=== Text ===

Mr. John E. B. Hill (Norfolk, South)

The membership of these boards requires a considerable knowledge of drainage. It follows, naturally, that land owners and farmers would be amongst the most likely candidates, since they know about land and draining.

Dr. Marshall

Membership of this House requires a considerable knowledge of the way in which the country is run, but we are elected to it on a system of one man one vote and that to me is how democracy should operate.

I have talked about the way in which the present arrangements for land drainage have been suited largely to meet the agricultural interest. I grant that this may have been all very well years ago, but things have somewhat changed as development of the countryside has introduced a new social pattern. Increasingly, urban areas have grown out into country areas and more and more people are living in the countryside and working in towns.

=== Provided records ===

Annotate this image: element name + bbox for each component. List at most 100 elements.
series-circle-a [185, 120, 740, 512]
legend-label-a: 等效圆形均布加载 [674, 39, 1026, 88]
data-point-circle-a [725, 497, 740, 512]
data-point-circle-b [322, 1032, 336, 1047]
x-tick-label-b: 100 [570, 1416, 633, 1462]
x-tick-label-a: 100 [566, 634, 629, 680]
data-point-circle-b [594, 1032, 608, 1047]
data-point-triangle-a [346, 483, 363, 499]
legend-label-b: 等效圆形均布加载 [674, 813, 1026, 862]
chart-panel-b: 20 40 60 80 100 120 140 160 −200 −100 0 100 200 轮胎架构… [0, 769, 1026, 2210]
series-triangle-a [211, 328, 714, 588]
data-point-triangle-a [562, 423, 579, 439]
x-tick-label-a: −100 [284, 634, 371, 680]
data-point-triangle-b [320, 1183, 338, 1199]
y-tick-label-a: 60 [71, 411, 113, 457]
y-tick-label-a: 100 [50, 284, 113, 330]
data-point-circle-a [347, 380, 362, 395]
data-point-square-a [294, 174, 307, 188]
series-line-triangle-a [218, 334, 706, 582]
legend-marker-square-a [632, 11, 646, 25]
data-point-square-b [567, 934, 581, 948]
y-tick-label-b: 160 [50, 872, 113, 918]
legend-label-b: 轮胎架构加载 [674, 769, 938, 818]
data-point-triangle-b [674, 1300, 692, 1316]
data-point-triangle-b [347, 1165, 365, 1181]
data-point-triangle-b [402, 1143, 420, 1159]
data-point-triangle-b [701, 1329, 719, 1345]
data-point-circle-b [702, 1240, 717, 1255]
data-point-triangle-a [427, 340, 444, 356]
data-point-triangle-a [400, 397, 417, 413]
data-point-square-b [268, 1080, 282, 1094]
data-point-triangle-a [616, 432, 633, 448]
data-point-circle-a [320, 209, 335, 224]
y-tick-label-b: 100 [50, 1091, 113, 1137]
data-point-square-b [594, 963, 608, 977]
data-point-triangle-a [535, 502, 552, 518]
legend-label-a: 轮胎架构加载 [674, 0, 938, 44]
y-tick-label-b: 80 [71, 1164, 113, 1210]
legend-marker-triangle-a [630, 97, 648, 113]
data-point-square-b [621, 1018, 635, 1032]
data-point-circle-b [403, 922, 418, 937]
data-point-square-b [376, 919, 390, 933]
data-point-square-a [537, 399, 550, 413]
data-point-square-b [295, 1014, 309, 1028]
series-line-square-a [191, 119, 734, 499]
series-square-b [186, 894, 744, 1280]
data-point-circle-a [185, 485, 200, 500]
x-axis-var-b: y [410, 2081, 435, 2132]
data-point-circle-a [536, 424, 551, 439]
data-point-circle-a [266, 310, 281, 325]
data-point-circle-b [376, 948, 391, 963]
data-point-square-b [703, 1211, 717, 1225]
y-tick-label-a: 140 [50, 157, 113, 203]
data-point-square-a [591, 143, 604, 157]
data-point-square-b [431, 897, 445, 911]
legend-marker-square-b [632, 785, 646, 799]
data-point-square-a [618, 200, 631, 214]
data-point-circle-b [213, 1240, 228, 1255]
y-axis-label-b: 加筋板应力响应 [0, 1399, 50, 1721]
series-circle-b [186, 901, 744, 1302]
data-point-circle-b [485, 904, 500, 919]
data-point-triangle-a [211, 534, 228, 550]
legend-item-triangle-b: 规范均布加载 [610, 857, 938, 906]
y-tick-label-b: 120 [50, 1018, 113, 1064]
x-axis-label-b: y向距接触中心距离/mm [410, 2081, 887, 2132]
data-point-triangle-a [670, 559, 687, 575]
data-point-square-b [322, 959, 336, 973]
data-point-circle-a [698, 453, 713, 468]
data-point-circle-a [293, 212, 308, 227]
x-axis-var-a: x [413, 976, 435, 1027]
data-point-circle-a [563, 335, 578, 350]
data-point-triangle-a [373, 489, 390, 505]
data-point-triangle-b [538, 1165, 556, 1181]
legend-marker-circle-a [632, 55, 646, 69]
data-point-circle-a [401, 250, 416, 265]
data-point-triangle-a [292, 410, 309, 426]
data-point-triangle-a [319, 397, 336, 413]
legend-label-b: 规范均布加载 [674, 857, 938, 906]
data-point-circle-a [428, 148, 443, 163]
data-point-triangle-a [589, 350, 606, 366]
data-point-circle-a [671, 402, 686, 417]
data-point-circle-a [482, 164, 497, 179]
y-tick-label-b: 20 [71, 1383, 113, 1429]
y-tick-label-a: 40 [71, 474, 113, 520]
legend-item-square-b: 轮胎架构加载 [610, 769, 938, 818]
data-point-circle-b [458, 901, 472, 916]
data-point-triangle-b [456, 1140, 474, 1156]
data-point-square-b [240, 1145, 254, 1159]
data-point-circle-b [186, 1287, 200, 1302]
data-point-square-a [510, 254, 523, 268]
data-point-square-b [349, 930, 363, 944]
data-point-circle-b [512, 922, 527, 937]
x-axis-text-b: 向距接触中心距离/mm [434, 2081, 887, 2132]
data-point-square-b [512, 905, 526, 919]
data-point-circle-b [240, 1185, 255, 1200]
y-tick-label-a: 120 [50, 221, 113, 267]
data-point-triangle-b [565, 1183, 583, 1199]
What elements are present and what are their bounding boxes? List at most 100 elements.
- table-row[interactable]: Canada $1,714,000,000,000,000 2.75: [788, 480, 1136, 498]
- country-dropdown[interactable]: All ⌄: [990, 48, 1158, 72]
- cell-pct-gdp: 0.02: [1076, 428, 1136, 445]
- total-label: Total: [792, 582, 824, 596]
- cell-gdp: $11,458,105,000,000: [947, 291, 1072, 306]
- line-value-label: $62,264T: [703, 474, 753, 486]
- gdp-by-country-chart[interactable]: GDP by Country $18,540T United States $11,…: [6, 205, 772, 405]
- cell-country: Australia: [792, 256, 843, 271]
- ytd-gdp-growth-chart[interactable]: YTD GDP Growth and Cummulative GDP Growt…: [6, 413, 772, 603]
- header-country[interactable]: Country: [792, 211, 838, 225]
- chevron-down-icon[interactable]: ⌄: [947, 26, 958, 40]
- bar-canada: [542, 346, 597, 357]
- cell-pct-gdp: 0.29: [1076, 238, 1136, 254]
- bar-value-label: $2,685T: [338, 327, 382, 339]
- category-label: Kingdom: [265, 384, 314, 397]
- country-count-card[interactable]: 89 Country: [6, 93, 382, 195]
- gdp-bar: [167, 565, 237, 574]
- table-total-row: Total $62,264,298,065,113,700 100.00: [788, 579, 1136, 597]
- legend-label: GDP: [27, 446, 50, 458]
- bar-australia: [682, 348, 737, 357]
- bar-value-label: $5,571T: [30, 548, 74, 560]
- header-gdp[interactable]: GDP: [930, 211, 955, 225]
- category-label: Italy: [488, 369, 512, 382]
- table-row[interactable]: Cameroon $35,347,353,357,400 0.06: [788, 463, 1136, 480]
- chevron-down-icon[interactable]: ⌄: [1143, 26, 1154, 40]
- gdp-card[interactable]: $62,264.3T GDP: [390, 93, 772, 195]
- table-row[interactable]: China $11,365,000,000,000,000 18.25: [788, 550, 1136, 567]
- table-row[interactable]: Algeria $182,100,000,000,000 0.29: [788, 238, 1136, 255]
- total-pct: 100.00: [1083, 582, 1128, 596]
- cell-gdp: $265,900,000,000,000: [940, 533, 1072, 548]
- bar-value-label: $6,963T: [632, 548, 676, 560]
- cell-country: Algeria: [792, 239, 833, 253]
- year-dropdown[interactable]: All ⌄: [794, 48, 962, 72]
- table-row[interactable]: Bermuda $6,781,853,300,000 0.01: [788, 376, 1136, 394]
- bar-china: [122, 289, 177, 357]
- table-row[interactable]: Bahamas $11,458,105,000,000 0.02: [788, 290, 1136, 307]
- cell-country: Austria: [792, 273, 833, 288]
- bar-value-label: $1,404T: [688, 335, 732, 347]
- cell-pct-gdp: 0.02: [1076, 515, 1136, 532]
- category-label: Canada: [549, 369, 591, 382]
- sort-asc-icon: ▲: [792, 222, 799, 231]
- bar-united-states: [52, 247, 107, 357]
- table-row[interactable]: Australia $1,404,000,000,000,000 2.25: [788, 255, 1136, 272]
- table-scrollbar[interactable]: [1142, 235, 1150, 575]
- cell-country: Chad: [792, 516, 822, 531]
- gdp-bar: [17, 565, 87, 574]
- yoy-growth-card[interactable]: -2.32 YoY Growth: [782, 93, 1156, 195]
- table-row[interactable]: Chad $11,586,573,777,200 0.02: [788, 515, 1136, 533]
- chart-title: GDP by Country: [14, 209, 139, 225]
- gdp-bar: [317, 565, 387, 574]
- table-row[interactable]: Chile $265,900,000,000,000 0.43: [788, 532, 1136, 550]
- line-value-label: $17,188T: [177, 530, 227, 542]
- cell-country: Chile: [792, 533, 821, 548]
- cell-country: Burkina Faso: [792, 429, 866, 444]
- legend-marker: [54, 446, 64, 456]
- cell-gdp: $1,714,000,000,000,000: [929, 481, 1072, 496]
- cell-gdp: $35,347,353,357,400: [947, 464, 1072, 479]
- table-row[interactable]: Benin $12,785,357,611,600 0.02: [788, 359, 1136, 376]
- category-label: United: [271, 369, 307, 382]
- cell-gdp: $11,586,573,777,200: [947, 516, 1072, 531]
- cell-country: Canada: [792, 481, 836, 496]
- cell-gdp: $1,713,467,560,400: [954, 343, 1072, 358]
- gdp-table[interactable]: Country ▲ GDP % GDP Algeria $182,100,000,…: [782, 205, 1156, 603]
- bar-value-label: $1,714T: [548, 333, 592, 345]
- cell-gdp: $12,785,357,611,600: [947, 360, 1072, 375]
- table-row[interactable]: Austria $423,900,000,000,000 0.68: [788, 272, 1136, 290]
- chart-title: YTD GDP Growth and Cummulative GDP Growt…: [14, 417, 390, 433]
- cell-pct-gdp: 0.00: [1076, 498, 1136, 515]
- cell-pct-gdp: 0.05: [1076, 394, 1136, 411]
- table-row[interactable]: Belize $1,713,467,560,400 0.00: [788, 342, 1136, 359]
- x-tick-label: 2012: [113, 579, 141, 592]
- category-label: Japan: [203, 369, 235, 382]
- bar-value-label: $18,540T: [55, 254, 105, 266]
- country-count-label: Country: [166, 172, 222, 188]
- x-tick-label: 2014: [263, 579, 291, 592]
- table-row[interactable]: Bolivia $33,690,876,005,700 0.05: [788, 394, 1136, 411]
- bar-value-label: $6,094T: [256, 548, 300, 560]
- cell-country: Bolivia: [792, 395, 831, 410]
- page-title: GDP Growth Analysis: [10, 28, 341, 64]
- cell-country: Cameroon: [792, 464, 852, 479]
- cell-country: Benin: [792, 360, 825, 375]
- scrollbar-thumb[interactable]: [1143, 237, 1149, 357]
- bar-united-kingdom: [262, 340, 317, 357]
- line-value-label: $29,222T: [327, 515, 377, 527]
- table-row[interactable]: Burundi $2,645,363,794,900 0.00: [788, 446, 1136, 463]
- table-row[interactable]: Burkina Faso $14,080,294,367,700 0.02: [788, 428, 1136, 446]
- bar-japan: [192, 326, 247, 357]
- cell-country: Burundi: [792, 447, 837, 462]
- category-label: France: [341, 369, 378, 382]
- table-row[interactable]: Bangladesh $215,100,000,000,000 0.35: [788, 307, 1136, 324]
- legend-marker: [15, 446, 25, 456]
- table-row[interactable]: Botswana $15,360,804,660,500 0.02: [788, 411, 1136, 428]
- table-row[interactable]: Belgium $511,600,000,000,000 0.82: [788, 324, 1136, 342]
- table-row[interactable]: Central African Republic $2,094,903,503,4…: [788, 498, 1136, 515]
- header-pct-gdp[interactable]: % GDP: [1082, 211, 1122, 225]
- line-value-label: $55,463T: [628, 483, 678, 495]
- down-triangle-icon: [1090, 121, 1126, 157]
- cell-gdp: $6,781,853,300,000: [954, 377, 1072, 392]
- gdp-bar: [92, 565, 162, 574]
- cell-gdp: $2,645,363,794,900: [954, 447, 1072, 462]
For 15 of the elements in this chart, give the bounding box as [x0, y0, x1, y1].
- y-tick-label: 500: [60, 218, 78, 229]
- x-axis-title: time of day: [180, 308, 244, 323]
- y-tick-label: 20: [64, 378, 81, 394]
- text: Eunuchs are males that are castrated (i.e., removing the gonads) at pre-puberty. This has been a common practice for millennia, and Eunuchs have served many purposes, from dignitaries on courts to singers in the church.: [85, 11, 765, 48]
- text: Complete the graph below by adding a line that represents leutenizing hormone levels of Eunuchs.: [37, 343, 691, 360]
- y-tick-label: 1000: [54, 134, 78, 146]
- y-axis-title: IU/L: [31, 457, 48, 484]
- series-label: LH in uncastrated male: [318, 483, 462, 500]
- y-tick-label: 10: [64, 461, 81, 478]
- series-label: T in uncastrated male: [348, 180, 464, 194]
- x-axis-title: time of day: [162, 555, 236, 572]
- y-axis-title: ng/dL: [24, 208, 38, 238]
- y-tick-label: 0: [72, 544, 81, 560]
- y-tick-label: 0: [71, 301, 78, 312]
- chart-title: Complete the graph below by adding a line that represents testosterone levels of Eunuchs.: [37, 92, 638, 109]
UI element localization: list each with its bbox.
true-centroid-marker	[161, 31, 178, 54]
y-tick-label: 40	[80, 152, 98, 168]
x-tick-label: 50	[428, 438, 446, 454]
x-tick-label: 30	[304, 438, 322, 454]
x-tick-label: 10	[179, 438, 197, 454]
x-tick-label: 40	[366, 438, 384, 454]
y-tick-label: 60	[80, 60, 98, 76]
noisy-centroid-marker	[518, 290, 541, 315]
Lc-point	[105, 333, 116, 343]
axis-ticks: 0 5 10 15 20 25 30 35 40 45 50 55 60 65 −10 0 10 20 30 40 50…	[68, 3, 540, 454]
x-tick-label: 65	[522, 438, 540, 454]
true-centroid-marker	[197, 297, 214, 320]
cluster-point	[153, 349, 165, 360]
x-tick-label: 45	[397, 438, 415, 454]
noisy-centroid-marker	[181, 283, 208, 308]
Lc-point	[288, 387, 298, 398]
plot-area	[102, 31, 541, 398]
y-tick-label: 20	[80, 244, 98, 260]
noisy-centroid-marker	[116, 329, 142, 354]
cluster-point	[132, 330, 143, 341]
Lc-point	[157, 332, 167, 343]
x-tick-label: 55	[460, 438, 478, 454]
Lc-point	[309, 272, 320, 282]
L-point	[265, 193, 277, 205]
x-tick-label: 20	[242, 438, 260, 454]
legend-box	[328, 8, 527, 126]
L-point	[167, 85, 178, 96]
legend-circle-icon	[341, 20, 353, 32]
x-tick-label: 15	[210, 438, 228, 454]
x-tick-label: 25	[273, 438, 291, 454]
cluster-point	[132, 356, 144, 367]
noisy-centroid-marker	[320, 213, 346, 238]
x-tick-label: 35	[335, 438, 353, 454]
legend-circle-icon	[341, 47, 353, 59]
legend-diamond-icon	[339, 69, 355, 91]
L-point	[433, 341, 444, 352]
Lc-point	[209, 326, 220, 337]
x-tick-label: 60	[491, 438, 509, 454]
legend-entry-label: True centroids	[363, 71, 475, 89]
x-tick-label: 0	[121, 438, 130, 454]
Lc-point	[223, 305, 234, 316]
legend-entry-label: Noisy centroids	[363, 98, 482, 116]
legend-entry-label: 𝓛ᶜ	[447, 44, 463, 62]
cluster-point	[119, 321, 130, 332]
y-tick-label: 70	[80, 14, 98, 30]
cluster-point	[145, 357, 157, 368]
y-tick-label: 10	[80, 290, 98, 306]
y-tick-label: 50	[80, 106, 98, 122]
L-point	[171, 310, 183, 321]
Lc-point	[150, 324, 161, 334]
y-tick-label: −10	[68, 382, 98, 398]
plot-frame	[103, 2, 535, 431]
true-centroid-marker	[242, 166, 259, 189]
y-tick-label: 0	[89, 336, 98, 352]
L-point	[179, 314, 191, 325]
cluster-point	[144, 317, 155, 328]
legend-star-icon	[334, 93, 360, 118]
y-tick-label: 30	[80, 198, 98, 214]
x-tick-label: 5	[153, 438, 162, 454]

===

▶ [Goals]:
a - Using the drainage debate above, mark each statement yes or no and quote the exact words that decide it. (i) Mr. Hill names land owners and farmers as among the most likely candidates for membership of the boards. (ii) Dr. Marshall says members of the House are elected on a system of one man one vote. (iii) Dr. Marshall says fewer people are living in the countryside than before.
b - Reproduce the drainage debate from "I have talked" to "working in towns.".

▶ [Answers below]:
a -
(i) Yes: "land owners and farmers would be amongst the most likely candidates"
(ii) Yes: "we are elected to it on a system of one man one vote"
(iii) No: "more and more people are living in the countryside and working in towns"

b -
I have talked about the way in which the present arrangements for land drainage have been suited largely to meet the agricultural interest. I grant that this may have been all very well years ago, but things have somewhat changed as development of the countryside has introduced a new social pattern. Increasingly, urban areas have grown out into country areas and more and more people are living in the countryside and working in towns.